*Stated exercise*: What is the number of lines containing the string "title"? Answer with the number only.

--- BEGIN ---

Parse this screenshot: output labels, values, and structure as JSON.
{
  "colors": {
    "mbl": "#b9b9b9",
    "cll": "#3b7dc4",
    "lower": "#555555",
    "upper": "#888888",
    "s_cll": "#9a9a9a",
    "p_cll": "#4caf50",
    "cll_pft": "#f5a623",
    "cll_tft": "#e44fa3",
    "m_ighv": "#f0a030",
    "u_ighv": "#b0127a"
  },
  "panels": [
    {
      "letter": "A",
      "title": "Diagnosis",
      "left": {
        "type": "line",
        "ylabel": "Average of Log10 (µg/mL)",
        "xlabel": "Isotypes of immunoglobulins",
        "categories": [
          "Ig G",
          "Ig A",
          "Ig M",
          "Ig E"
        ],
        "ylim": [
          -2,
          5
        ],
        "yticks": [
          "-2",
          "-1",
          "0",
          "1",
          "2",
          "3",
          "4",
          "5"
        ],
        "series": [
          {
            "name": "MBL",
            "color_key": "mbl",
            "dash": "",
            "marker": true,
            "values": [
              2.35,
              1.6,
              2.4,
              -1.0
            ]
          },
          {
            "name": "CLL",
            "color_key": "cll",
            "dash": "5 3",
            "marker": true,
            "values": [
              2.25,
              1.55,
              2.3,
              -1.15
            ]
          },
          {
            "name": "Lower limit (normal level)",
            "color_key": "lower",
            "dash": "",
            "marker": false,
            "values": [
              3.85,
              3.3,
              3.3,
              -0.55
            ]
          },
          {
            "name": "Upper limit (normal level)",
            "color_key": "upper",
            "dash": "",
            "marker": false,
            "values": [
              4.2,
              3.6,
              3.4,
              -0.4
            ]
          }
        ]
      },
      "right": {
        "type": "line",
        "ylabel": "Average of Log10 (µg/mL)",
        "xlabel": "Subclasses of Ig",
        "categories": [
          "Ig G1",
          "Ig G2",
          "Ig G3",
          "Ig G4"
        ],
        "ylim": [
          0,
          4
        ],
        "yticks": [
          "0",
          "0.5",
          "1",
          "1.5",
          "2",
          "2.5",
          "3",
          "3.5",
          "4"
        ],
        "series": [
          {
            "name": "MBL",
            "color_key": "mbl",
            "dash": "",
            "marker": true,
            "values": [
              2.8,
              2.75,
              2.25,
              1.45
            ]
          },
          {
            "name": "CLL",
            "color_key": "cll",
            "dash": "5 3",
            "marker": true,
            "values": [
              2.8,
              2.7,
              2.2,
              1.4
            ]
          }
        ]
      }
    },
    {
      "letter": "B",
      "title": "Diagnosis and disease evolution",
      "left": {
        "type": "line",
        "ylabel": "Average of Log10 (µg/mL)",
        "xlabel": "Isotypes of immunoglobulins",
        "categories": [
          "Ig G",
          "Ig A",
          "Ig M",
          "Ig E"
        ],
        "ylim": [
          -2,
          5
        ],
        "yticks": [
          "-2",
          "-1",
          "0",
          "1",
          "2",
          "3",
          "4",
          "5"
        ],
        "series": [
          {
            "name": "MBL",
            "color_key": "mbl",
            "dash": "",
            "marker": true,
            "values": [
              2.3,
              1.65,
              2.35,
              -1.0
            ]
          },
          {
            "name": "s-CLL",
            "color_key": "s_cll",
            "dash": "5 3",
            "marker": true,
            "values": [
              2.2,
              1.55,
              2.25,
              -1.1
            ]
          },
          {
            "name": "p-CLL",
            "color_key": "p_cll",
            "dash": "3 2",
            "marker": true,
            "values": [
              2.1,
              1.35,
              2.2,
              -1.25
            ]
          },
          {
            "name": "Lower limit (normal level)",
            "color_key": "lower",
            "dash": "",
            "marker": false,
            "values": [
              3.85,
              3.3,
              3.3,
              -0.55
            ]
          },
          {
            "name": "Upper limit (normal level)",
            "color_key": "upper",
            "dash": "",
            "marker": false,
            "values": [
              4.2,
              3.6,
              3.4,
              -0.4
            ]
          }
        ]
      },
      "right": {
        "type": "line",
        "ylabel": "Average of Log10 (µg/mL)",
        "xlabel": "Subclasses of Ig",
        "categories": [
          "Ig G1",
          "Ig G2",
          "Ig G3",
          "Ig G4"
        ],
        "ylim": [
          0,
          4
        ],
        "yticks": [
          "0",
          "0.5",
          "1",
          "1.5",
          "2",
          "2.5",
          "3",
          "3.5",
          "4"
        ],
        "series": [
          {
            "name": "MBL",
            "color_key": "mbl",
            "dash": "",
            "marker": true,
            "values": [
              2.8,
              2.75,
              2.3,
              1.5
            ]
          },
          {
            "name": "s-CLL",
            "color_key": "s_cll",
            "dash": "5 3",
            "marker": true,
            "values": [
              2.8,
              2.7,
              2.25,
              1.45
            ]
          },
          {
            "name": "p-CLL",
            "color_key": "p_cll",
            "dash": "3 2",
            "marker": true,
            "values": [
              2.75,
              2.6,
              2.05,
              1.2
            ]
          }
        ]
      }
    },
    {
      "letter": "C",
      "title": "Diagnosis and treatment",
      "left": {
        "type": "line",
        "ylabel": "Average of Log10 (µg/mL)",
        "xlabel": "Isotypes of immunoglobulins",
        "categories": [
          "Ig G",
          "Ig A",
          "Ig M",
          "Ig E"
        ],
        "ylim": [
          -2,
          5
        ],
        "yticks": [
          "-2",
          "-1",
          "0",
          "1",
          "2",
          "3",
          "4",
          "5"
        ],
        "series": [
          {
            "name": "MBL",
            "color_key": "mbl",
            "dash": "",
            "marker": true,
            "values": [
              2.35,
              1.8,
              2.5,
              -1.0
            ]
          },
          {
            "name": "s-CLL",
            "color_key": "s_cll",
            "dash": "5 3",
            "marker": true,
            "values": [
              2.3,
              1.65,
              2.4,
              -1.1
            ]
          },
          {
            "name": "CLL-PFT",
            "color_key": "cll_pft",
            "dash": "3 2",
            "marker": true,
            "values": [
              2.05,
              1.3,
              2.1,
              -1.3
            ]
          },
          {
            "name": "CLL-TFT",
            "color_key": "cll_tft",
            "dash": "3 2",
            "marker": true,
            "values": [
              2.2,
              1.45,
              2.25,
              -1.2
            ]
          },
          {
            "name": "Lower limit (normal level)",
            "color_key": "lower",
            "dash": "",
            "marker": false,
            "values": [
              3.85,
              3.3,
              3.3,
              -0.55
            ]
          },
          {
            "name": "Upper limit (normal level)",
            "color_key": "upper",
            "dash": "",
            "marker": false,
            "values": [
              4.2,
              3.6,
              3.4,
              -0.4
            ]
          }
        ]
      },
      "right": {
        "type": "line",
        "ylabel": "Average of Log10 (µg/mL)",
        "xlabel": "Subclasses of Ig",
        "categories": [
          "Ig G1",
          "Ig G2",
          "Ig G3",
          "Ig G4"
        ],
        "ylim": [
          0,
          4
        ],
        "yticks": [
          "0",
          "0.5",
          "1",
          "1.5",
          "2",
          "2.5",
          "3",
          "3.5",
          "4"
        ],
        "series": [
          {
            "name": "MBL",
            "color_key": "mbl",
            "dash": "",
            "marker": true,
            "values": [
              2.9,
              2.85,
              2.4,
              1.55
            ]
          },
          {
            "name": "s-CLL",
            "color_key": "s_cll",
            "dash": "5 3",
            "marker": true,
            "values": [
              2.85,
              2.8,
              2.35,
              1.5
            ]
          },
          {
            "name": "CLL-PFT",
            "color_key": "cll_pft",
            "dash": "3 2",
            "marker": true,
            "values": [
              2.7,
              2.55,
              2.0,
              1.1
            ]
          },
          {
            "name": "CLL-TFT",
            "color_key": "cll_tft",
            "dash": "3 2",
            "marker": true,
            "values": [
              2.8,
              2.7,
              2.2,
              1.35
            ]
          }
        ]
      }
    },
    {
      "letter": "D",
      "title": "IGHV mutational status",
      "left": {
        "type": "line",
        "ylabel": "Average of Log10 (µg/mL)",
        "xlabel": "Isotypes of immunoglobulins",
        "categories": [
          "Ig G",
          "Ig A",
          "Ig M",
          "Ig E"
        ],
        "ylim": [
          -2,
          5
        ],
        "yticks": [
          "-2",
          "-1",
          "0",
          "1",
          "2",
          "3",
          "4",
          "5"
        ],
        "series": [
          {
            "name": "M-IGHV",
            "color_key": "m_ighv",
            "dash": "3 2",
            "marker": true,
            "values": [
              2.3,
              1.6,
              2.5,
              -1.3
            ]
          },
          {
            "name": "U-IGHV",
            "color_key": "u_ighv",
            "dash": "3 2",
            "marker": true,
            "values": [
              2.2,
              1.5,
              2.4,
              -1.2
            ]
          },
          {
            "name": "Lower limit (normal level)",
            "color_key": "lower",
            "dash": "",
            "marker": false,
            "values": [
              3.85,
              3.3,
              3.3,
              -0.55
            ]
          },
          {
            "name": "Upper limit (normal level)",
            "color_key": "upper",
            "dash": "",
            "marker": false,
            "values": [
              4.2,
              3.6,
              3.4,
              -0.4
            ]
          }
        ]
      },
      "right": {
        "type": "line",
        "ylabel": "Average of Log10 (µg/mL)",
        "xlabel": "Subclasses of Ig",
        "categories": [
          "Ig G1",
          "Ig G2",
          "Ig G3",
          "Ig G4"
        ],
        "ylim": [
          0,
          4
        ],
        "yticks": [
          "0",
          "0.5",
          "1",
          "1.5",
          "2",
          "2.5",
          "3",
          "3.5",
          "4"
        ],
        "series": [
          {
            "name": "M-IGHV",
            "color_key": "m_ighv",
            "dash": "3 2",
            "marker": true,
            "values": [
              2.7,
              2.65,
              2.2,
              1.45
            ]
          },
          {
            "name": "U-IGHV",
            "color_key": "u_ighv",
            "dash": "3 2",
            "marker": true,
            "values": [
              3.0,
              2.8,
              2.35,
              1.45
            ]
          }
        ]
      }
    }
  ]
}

--- END ---

*Full answer*: 4